Output every line of the data below verbatim, with no changes of any kind.

::: Data to use :::

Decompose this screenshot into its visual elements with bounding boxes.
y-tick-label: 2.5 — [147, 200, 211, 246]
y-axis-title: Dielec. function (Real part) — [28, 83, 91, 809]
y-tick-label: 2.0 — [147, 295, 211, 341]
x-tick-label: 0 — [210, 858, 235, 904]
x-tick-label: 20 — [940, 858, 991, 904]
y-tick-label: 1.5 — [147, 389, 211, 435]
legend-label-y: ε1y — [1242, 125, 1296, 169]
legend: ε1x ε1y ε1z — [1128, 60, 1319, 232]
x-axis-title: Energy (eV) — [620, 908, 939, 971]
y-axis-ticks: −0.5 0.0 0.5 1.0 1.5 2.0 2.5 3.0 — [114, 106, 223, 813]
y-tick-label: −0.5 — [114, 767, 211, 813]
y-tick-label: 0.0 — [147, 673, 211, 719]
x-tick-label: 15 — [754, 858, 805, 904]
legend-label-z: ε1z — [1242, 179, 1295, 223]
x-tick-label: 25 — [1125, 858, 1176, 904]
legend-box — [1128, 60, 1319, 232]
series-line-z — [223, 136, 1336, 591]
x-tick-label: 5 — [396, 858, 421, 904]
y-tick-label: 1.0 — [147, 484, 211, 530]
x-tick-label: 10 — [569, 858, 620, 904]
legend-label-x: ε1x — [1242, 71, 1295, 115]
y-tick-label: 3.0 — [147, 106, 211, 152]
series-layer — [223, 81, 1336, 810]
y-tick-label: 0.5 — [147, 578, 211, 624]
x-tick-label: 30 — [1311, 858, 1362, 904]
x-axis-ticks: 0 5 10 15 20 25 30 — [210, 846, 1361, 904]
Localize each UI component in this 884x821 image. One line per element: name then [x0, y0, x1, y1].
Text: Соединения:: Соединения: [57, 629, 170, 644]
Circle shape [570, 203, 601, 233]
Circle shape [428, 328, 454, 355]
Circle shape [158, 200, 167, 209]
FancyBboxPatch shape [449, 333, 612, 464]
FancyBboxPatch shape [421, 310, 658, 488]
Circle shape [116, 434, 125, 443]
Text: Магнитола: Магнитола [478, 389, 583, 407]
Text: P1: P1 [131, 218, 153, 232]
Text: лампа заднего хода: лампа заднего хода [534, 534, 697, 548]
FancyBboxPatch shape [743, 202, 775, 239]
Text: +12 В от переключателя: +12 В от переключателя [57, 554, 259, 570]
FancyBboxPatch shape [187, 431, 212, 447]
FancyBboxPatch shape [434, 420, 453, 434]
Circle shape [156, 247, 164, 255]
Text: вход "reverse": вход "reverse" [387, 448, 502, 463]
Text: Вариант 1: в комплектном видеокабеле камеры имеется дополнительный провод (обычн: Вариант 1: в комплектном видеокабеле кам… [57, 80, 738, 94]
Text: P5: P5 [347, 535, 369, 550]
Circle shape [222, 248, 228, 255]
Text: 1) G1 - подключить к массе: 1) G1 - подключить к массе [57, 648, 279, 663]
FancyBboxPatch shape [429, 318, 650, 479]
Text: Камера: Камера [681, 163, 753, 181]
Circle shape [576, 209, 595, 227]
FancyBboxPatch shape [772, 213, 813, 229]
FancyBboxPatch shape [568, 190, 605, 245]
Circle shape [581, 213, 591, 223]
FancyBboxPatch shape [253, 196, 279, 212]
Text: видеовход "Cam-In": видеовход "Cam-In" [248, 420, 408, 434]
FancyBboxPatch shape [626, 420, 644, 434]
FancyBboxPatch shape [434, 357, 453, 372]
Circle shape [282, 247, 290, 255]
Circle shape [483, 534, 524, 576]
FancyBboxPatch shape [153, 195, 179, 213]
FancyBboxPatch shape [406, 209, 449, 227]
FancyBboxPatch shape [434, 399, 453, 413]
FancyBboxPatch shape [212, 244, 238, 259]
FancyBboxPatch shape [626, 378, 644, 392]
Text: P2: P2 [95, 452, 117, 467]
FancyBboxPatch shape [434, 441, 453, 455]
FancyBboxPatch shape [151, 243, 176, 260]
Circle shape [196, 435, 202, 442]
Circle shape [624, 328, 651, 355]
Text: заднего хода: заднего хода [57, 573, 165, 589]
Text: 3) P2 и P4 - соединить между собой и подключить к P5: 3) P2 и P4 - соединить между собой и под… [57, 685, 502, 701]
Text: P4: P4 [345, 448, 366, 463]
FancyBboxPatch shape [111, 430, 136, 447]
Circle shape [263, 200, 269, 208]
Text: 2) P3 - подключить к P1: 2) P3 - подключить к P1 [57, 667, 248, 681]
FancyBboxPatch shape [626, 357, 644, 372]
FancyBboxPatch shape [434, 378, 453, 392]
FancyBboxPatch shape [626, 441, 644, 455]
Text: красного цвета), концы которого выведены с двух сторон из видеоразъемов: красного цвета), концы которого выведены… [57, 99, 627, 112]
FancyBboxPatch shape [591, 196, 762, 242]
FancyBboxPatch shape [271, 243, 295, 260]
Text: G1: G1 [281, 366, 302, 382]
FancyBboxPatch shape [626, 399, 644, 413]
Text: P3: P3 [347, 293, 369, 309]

:::

Finished answer:
Decompose this screenshot into its visual elements with bounding boxes.
y-tick-label: 2.5 — [147, 200, 211, 246]
y-axis-title: Dielec. function (Real part) — [28, 83, 91, 809]
y-tick-label: 2.0 — [147, 295, 211, 341]
x-tick-label: 0 — [210, 858, 235, 904]
x-tick-label: 20 — [940, 858, 991, 904]
y-tick-label: 1.5 — [147, 389, 211, 435]
legend-label-y: ε1y — [1242, 125, 1296, 169]
legend: ε1x ε1y ε1z — [1128, 60, 1319, 232]
x-axis-title: Energy (eV) — [620, 908, 939, 971]
y-axis-ticks: −0.5 0.0 0.5 1.0 1.5 2.0 2.5 3.0 — [114, 106, 223, 813]
y-tick-label: −0.5 — [114, 767, 211, 813]
y-tick-label: 0.0 — [147, 673, 211, 719]
x-tick-label: 15 — [754, 858, 805, 904]
legend-label-z: ε1z — [1242, 179, 1295, 223]
x-tick-label: 25 — [1125, 858, 1176, 904]
legend-box — [1128, 60, 1319, 232]
series-line-z — [223, 136, 1336, 591]
x-tick-label: 5 — [396, 858, 421, 904]
y-tick-label: 1.0 — [147, 484, 211, 530]
x-tick-label: 10 — [569, 858, 620, 904]
legend-label-x: ε1x — [1242, 71, 1295, 115]
y-tick-label: 3.0 — [147, 106, 211, 152]
series-layer — [223, 81, 1336, 810]
y-tick-label: 0.5 — [147, 578, 211, 624]
x-tick-label: 30 — [1311, 858, 1362, 904]
x-axis-ticks: 0 5 10 15 20 25 30 — [210, 846, 1361, 904]
Localize each UI component in this 884x821 image. One line per element: name then [x0, y0, x1, y1].
Text: Соединения:: Соединения: [57, 629, 170, 644]
Circle shape [570, 203, 601, 233]
Circle shape [428, 328, 454, 355]
Circle shape [158, 200, 167, 209]
FancyBboxPatch shape [449, 333, 612, 464]
FancyBboxPatch shape [421, 310, 658, 488]
Circle shape [116, 434, 125, 443]
Text: Магнитола: Магнитола [478, 389, 583, 407]
Text: P1: P1 [131, 218, 153, 232]
Text: лампа заднего хода: лампа заднего хода [534, 534, 697, 548]
FancyBboxPatch shape [743, 202, 775, 239]
Text: +12 В от переключателя: +12 В от переключателя [57, 554, 259, 570]
FancyBboxPatch shape [187, 431, 212, 447]
FancyBboxPatch shape [434, 420, 453, 434]
Circle shape [156, 247, 164, 255]
Text: вход "reverse": вход "reverse" [387, 448, 502, 463]
Text: Вариант 1: в комплектном видеокабеле камеры имеется дополнительный провод (обычн: Вариант 1: в комплектном видеокабеле кам… [57, 80, 738, 94]
Text: P5: P5 [347, 535, 369, 550]
Circle shape [222, 248, 228, 255]
Text: 1) G1 - подключить к массе: 1) G1 - подключить к массе [57, 648, 279, 663]
FancyBboxPatch shape [429, 318, 650, 479]
Text: Камера: Камера [681, 163, 753, 181]
Circle shape [576, 209, 595, 227]
FancyBboxPatch shape [772, 213, 813, 229]
FancyBboxPatch shape [568, 190, 605, 245]
Circle shape [581, 213, 591, 223]
FancyBboxPatch shape [253, 196, 279, 212]
Text: видеовход "Cam-In": видеовход "Cam-In" [248, 420, 408, 434]
FancyBboxPatch shape [626, 420, 644, 434]
FancyBboxPatch shape [434, 357, 453, 372]
Circle shape [282, 247, 290, 255]
Circle shape [483, 534, 524, 576]
FancyBboxPatch shape [153, 195, 179, 213]
FancyBboxPatch shape [406, 209, 449, 227]
FancyBboxPatch shape [434, 399, 453, 413]
FancyBboxPatch shape [212, 244, 238, 259]
FancyBboxPatch shape [626, 378, 644, 392]
Text: P2: P2 [95, 452, 117, 467]
FancyBboxPatch shape [434, 441, 453, 455]
FancyBboxPatch shape [151, 243, 176, 260]
Circle shape [196, 435, 202, 442]
Circle shape [624, 328, 651, 355]
Text: заднего хода: заднего хода [57, 573, 165, 589]
Text: 3) P2 и P4 - соединить между собой и подключить к P5: 3) P2 и P4 - соединить между собой и под… [57, 685, 502, 701]
Text: P4: P4 [345, 448, 366, 463]
FancyBboxPatch shape [111, 430, 136, 447]
Circle shape [263, 200, 269, 208]
Text: 2) P3 - подключить к P1: 2) P3 - подключить к P1 [57, 667, 248, 681]
FancyBboxPatch shape [626, 357, 644, 372]
FancyBboxPatch shape [434, 378, 453, 392]
FancyBboxPatch shape [626, 441, 644, 455]
Text: красного цвета), концы которого выведены с двух сторон из видеоразъемов: красного цвета), концы которого выведены… [57, 99, 627, 112]
FancyBboxPatch shape [591, 196, 762, 242]
FancyBboxPatch shape [271, 243, 295, 260]
Text: G1: G1 [281, 366, 302, 382]
FancyBboxPatch shape [626, 399, 644, 413]
Text: P3: P3 [347, 293, 369, 309]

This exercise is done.